::: Extracted entries :::
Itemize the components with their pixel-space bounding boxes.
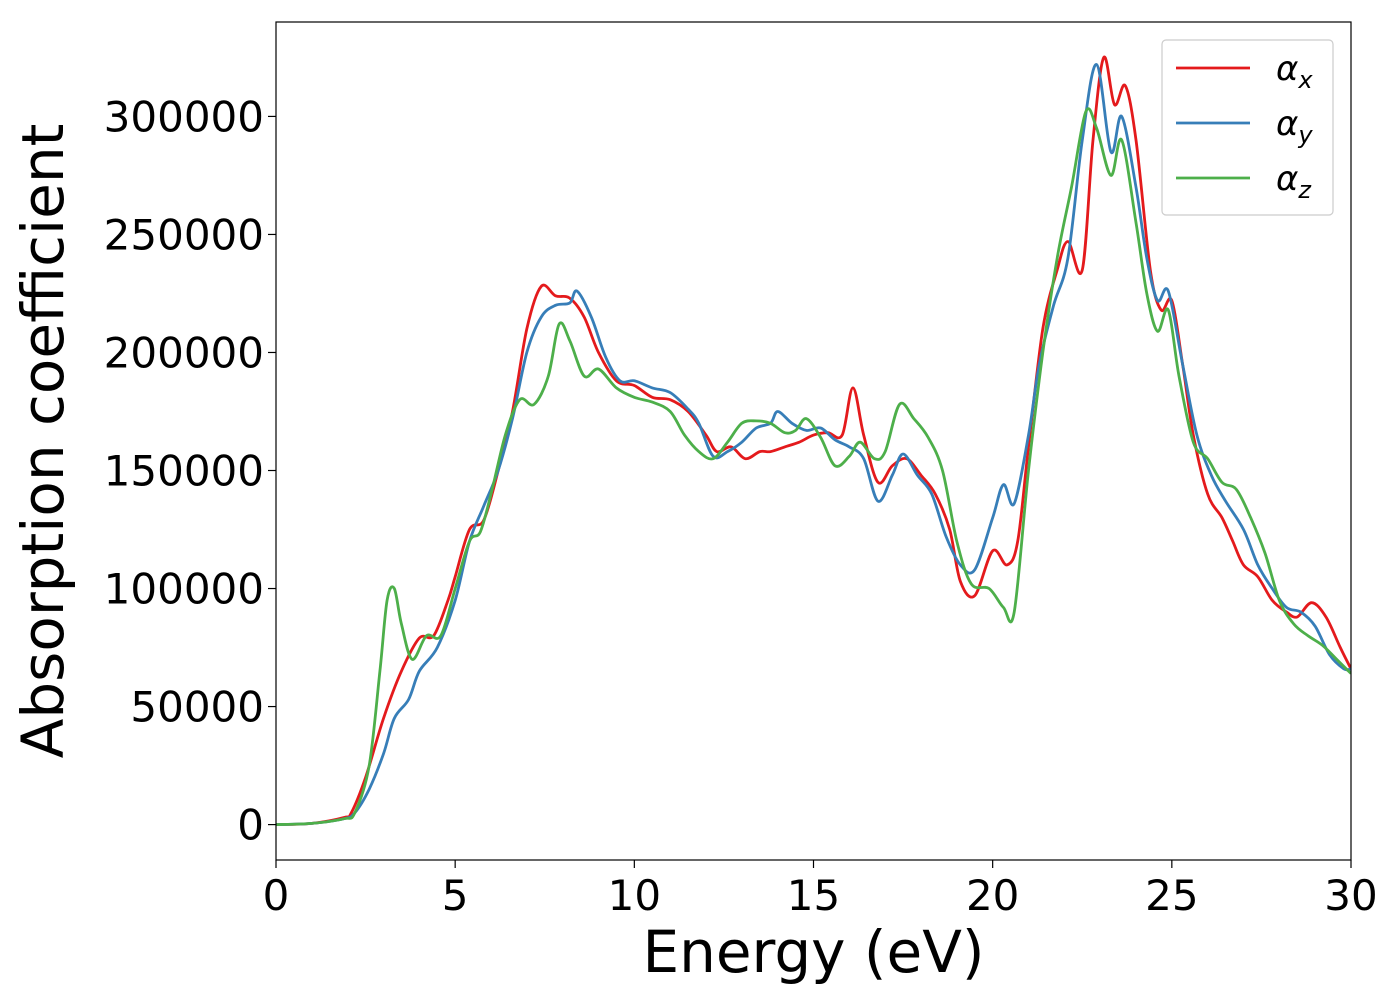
series-line-z [276, 107, 1351, 826]
x-tick-label: 0 [263, 871, 290, 920]
x-tick-label: 15 [787, 871, 840, 920]
series-lines [276, 55, 1351, 826]
x-tick-label: 25 [1145, 871, 1198, 920]
y-tick-label: 50000 [130, 683, 264, 732]
legend-label-x: αx [1276, 49, 1313, 94]
y-tick-label: 250000 [104, 210, 264, 259]
legend-items: αx αy αz [1176, 49, 1313, 204]
y-tick-label: 150000 [104, 447, 264, 496]
legend-label-z: αz [1276, 159, 1312, 204]
x-axis-ticks: 0 5 10 15 20 25 30 [263, 860, 1378, 920]
y-tick-label: 200000 [104, 328, 264, 377]
y-axis-label: Absorption coefficient [9, 124, 77, 759]
y-tick-label: 0 [237, 801, 264, 850]
y-tick-label: 100000 [104, 565, 264, 614]
legend-box [1161, 39, 1334, 216]
y-axis-ticks: 0 50000 100000 150000 200000 250000 300000 [104, 92, 276, 850]
x-tick-label: 10 [608, 871, 661, 920]
legend: αx αy αz [1161, 39, 1334, 216]
x-tick-label: 20 [966, 871, 1019, 920]
legend-label-y: αy [1276, 104, 1313, 149]
x-axis-label: Energy (eV) [642, 918, 984, 986]
y-tick-label: 300000 [104, 92, 264, 141]
x-tick-label: 30 [1324, 871, 1377, 920]
x-tick-label: 5 [442, 871, 469, 920]
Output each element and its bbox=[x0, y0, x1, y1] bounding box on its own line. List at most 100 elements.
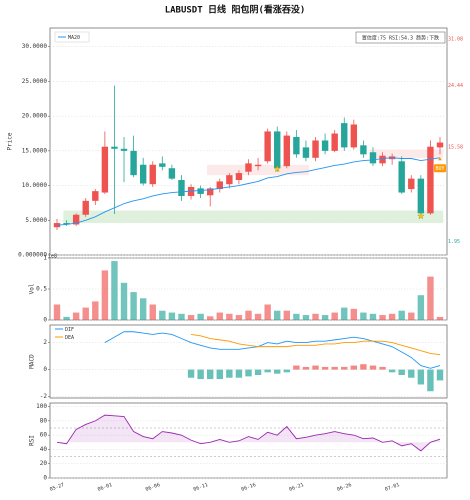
y-axis-label: Vol bbox=[29, 283, 36, 294]
volume-bar bbox=[302, 315, 310, 320]
signal-badge bbox=[434, 164, 446, 173]
volume-bar bbox=[321, 315, 329, 320]
volume-bar bbox=[331, 312, 338, 320]
y-tick-label: 0 bbox=[43, 366, 47, 373]
chart-title: LABUSDT 日线 阳包阴(看涨吞没) bbox=[165, 4, 306, 16]
macd-bar bbox=[408, 369, 415, 378]
y-tick-label: -2 bbox=[40, 393, 48, 400]
x-tick-label: 06-01 bbox=[97, 482, 113, 493]
y-tick-label: 60 bbox=[40, 432, 48, 439]
candle-body bbox=[379, 155, 386, 164]
x-tick-label: 06-21 bbox=[288, 482, 304, 493]
candle-body bbox=[111, 146, 118, 149]
candle-body bbox=[130, 150, 137, 176]
volume-bar bbox=[120, 282, 128, 320]
candle-body bbox=[312, 140, 319, 158]
candle-body bbox=[159, 163, 166, 167]
y-tick-label: 20.0000 bbox=[22, 113, 48, 120]
macd-bar bbox=[398, 369, 405, 376]
candle-body bbox=[197, 188, 204, 194]
candle-body bbox=[139, 164, 147, 184]
legend-label: MA20 bbox=[68, 35, 80, 41]
macd-bar bbox=[417, 369, 425, 385]
macd-bar bbox=[312, 365, 319, 370]
candle-body bbox=[168, 168, 176, 179]
candle-body bbox=[408, 178, 415, 190]
volume-bar bbox=[254, 313, 262, 320]
candle-body bbox=[264, 131, 271, 162]
candle-body bbox=[72, 214, 80, 225]
volume-bar bbox=[178, 313, 185, 320]
volume-bar bbox=[274, 310, 281, 320]
legend-label: DIF bbox=[65, 327, 74, 333]
candle-body bbox=[360, 145, 367, 155]
macd-bar bbox=[216, 369, 223, 380]
volume-bar bbox=[139, 298, 147, 320]
macd-bar bbox=[235, 369, 243, 378]
macd-bar bbox=[388, 369, 396, 373]
candle-body bbox=[321, 140, 329, 151]
volume-bar bbox=[245, 310, 252, 320]
macd-bar bbox=[293, 365, 300, 370]
volume-bar bbox=[53, 304, 61, 320]
volume-bar bbox=[264, 304, 271, 320]
volume-bar bbox=[101, 270, 109, 320]
candle-body bbox=[427, 146, 434, 214]
volume-bar bbox=[417, 295, 425, 320]
volume-bar bbox=[360, 312, 367, 320]
y-tick-label: 0.5 bbox=[36, 286, 47, 293]
macd-bar bbox=[369, 365, 377, 370]
y-tick-label: 80 bbox=[40, 417, 48, 424]
candle-body bbox=[283, 135, 290, 167]
volume-bar bbox=[398, 310, 405, 320]
y-tick-label: 0 bbox=[43, 317, 47, 324]
y-tick-label: 5.0000 bbox=[25, 217, 47, 224]
macd-bar bbox=[197, 369, 204, 380]
macd-line bbox=[190, 334, 441, 356]
candle-body bbox=[92, 191, 99, 201]
macd-bar bbox=[207, 369, 214, 380]
level-label: 31.08 bbox=[448, 37, 463, 43]
x-tick-label: 06-06 bbox=[145, 482, 161, 493]
volume-bar bbox=[427, 276, 434, 320]
macd-line bbox=[104, 331, 441, 369]
candle-body bbox=[417, 178, 425, 214]
candle-body bbox=[216, 181, 223, 190]
candle-body bbox=[254, 164, 262, 167]
signal-arrow bbox=[438, 157, 442, 161]
level-label: 1.95 bbox=[448, 239, 460, 245]
macd-bar bbox=[360, 364, 367, 370]
level-label: 24.44 bbox=[448, 83, 463, 89]
candle-body bbox=[226, 175, 233, 185]
y-tick-label: 1 bbox=[43, 255, 47, 262]
candle-body bbox=[369, 152, 377, 164]
y-tick-label: 40 bbox=[40, 446, 48, 453]
macd-bar bbox=[427, 369, 434, 392]
info-text: 置信度:75 RSI:54.3 趋势:下跌 bbox=[362, 34, 439, 41]
legend-box bbox=[54, 31, 90, 43]
y-tick-label: 15.0000 bbox=[22, 147, 48, 154]
signal-label: BUY bbox=[435, 166, 444, 172]
star-marker bbox=[417, 212, 425, 220]
volume-bar bbox=[312, 313, 319, 320]
volume-bar bbox=[111, 261, 118, 320]
volume-bar bbox=[408, 312, 415, 320]
macd-bar bbox=[436, 369, 444, 381]
volume-bar bbox=[159, 310, 166, 320]
volume-bar bbox=[369, 313, 377, 320]
volume-bar bbox=[216, 312, 223, 320]
volume-bar bbox=[149, 304, 156, 320]
candle-body bbox=[82, 200, 89, 215]
star-marker bbox=[273, 165, 281, 173]
candle-body bbox=[63, 223, 70, 225]
volume-bar bbox=[283, 310, 290, 320]
candle-body bbox=[245, 163, 252, 172]
info-box bbox=[355, 31, 446, 44]
macd-bar bbox=[254, 369, 262, 376]
volume-bar bbox=[168, 312, 176, 320]
x-tick-label: 07-01 bbox=[384, 482, 400, 493]
x-tick-label: 06-11 bbox=[193, 482, 209, 493]
candle-body bbox=[302, 147, 310, 158]
candle-body bbox=[178, 180, 185, 196]
y-tick-label: 10.0000 bbox=[22, 182, 48, 189]
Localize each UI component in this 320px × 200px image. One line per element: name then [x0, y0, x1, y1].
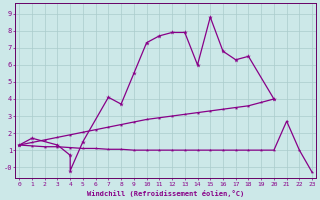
:::
The task: Give every line of all the entries above as a Markdown table with two columns, No. and Entry line, numbering the rows and skipping blank lines. Leave the pictures out.

Output of the task:
| No. | Entry line |
|---|---|
| 1 | Itemize the components with their pixel-space bounding boxes. |
| 2 | series-line-z [276, 107, 1351, 826] |
| 3 | x-tick-label: 0 [263, 871, 290, 920] |
| 4 | x-tick-label: 15 [787, 871, 840, 920] |
| 5 | series-lines [276, 55, 1351, 826] |
| 6 | x-tick-label: 25 [1145, 871, 1198, 920] |
| 7 | y-tick-label: 50000 [130, 683, 264, 732] |
| 8 | legend-label-x: αx [1276, 49, 1313, 94] |
| 9 | y-tick-label: 250000 [104, 210, 264, 259] |
| 10 | legend-items: αx αy αz [1176, 49, 1313, 204] |
| 11 | y-tick-label: 150000 [104, 447, 264, 496] |
| 12 | legend-label-z: αz [1276, 159, 1312, 204] |
| 13 | x-axis-ticks: 0 5 10 15 20 25 30 [263, 860, 1378, 920] |
| 14 | y-tick-label: 200000 [104, 328, 264, 377] |
| 15 | y-axis-label: Absorption coefficient [9, 124, 77, 759] |
| 16 | y-tick-label: 0 [237, 801, 264, 850] |
| 17 | y-tick-label: 100000 [104, 565, 264, 614] |
| 18 | legend-box [1161, 39, 1334, 216] |
| 19 | y-axis-ticks: 0 50000 100000 150000 200000 250000 300000 [104, 92, 276, 850] |
| 20 | x-tick-label: 10 [608, 871, 661, 920] |
| 21 | legend: αx αy αz [1161, 39, 1334, 216] |
| 22 | x-tick-label: 20 [966, 871, 1019, 920] |
| 23 | legend-label-y: αy [1276, 104, 1313, 149] |
| 24 | x-axis-label: Energy (eV) [642, 918, 984, 986] |
| 25 | y-tick-label: 300000 [104, 92, 264, 141] |
| 26 | x-tick-label: 30 [1324, 871, 1377, 920] |
| 27 | x-tick-label: 5 [442, 871, 469, 920] |
| 28 | Output each element and its bbox=[x0, y0, x1, y1] bounding box on its own line. List at most 100 elements. |
| 29 | y-axis-label: Vol bbox=[29, 283, 36, 294] |
| 30 | volume-bar bbox=[302, 315, 310, 320] |
| 31 | signal-badge bbox=[434, 164, 446, 173] |
| 32 | volume-bar bbox=[321, 315, 329, 320] |
| 33 | volume-bar bbox=[331, 312, 338, 320] |
| 34 | y-tick-label: 0 bbox=[43, 366, 47, 373] |
| 35 | chart-title: LABUSDT 日线 阳包阴(看涨吞没) bbox=[165, 4, 306, 16] |
| 36 | macd-bar bbox=[408, 369, 415, 378] |
| 37 | y-tick-label: -2 bbox=[40, 393, 48, 400] |
| 38 | x-tick-label: 06-01 bbox=[97, 482, 113, 493] |
| 39 | y-tick-label: 60 bbox=[40, 432, 48, 439] |
| 40 | candle-body bbox=[379, 155, 386, 164] |
| 41 | x-tick-label: 06-21 bbox=[288, 482, 304, 493] |
| 42 | candle-body bbox=[111, 146, 118, 149] |
| 43 | candle-body bbox=[130, 150, 137, 176] |
| 44 | volume-bar bbox=[120, 282, 128, 320] |
| 45 | candle-body bbox=[312, 140, 319, 158] |
| 46 | candle-body bbox=[159, 163, 166, 167] |
| 47 | y-tick-label: 20.0000 bbox=[22, 113, 48, 120] |
| 48 | macd-bar bbox=[398, 369, 405, 376] |
| 49 | candle-body bbox=[197, 188, 204, 194] |
| 50 | candle-body bbox=[139, 164, 147, 184] |
| 51 | legend-label: MA20 bbox=[68, 35, 80, 41] |
| 52 | macd-bar bbox=[417, 369, 425, 385] |
| 53 | macd-bar bbox=[312, 365, 319, 370] |
| 54 | candle-body bbox=[168, 168, 176, 179] |
| 55 | candle-body bbox=[408, 178, 415, 190] |
| 56 | volume-bar bbox=[254, 313, 262, 320] |
| 57 | candle-body bbox=[264, 131, 271, 162] |
| 58 | candle-body bbox=[72, 214, 80, 225] |
| 59 | volume-bar bbox=[178, 313, 185, 320] |
| 60 | volume-bar bbox=[274, 310, 281, 320] |
| 61 | legend-label: DIF bbox=[65, 327, 74, 333] |
| 62 | candle-body bbox=[360, 145, 367, 155] |
| 63 | macd-bar bbox=[216, 369, 223, 380] |
| 64 | volume-bar bbox=[139, 298, 147, 320] |
| 65 | macd-bar bbox=[235, 369, 243, 378] |
| 66 | macd-bar bbox=[388, 369, 396, 373] |
| 67 | candle-body bbox=[321, 140, 329, 151] |
| 68 | volume-bar bbox=[245, 310, 252, 320] |
| 69 | macd-bar bbox=[293, 365, 300, 370] |
| 70 | volume-bar bbox=[53, 304, 61, 320] |
| 71 | volume-bar bbox=[264, 304, 271, 320] |
| 72 | volume-bar bbox=[101, 270, 109, 320] |
| 73 | candle-body bbox=[427, 146, 434, 214] |
| 74 | volume-bar bbox=[417, 295, 425, 320] |
| 75 | volume-bar bbox=[360, 312, 367, 320] |
| 76 | y-tick-label: 0.5 bbox=[36, 286, 47, 293] |
| 77 | macd-bar bbox=[369, 365, 377, 370] |
| 78 | y-tick-label: 80 bbox=[40, 417, 48, 424] |
| 79 | candle-body bbox=[283, 135, 290, 167] |
| 80 | volume-bar bbox=[398, 310, 405, 320] |
| 81 | y-tick-label: 0 bbox=[43, 317, 47, 324] |
| 82 | y-tick-label: 5.0000 bbox=[25, 217, 47, 224] |
| 83 | macd-bar bbox=[197, 369, 204, 380] |
| 84 | macd-line bbox=[190, 334, 441, 356] |
| 85 | candle-body bbox=[92, 191, 99, 201] |
| 86 | macd-bar bbox=[207, 369, 214, 380] |
| 87 | level-label: 31.08 bbox=[448, 37, 463, 43] |
| 88 | x-tick-label: 06-06 bbox=[145, 482, 161, 493] |
| 89 | volume-bar bbox=[427, 276, 434, 320] |
| 90 | macd-line bbox=[104, 331, 441, 369] |
| 91 | candle-body bbox=[417, 178, 425, 214] |
| 92 | candle-body bbox=[216, 181, 223, 190] |
| 93 | candle-body bbox=[254, 164, 262, 167] |
| 94 | signal-arrow bbox=[438, 157, 442, 161] |
| 95 | level-label: 1.95 bbox=[448, 239, 460, 245] |
| 96 | macd-bar bbox=[360, 364, 367, 370] |
| 97 | level-label: 24.44 bbox=[448, 83, 463, 89] |
| 98 | candle-body bbox=[226, 175, 233, 185] |
| 99 | y-tick-label: 1 bbox=[43, 255, 47, 262] |
| 100 | candle-body bbox=[369, 152, 377, 164] |
| 101 | y-tick-label: 40 bbox=[40, 446, 48, 453] |
| 102 | macd-bar bbox=[427, 369, 434, 392] |
| 103 | info-text: 置信度:75 RSI:54.3 趋势:下跌 bbox=[362, 34, 439, 41] |
| 104 | legend-box bbox=[54, 31, 90, 43] |
| 105 | y-tick-label: 15.0000 bbox=[22, 147, 48, 154] |
| 106 | signal-label: BUY bbox=[435, 166, 444, 172] |
| 107 | star-marker bbox=[417, 212, 425, 220] |
| 108 | volume-bar bbox=[312, 313, 319, 320] |
| 109 | volume-bar bbox=[111, 261, 118, 320] |
| 110 | volume-bar bbox=[408, 312, 415, 320] |
| 111 | macd-bar bbox=[436, 369, 444, 381] |
| 112 | volume-bar bbox=[159, 310, 166, 320] |
| 113 | volume-bar bbox=[369, 313, 377, 320] |
| 114 | volume-bar bbox=[216, 312, 223, 320] |
| 115 | volume-bar bbox=[149, 304, 156, 320] |
| 116 | candle-body bbox=[82, 200, 89, 215] |
| 117 | star-marker bbox=[273, 165, 281, 173] |
| 118 | candle-body bbox=[63, 223, 70, 225] |
| 119 | volume-bar bbox=[283, 310, 290, 320] |
| 120 | candle-body bbox=[245, 163, 252, 172] |
| 121 | info-box bbox=[355, 31, 446, 44] |
| 122 | macd-bar bbox=[254, 369, 262, 376] |
| 123 | volume-bar bbox=[168, 312, 176, 320] |
| 124 | x-tick-label: 07-01 bbox=[384, 482, 400, 493] |
| 125 | x-tick-label: 06-11 bbox=[193, 482, 209, 493] |
| 126 | candle-body bbox=[302, 147, 310, 158] |
| 127 | candle-body bbox=[178, 180, 185, 196] |
| 128 | y-tick-label: 10.0000 bbox=[22, 182, 48, 189] |
| 129 | Localize each UI component in this 320px × 200px image. One line per element: name then [x0, y0, x1, y1]. |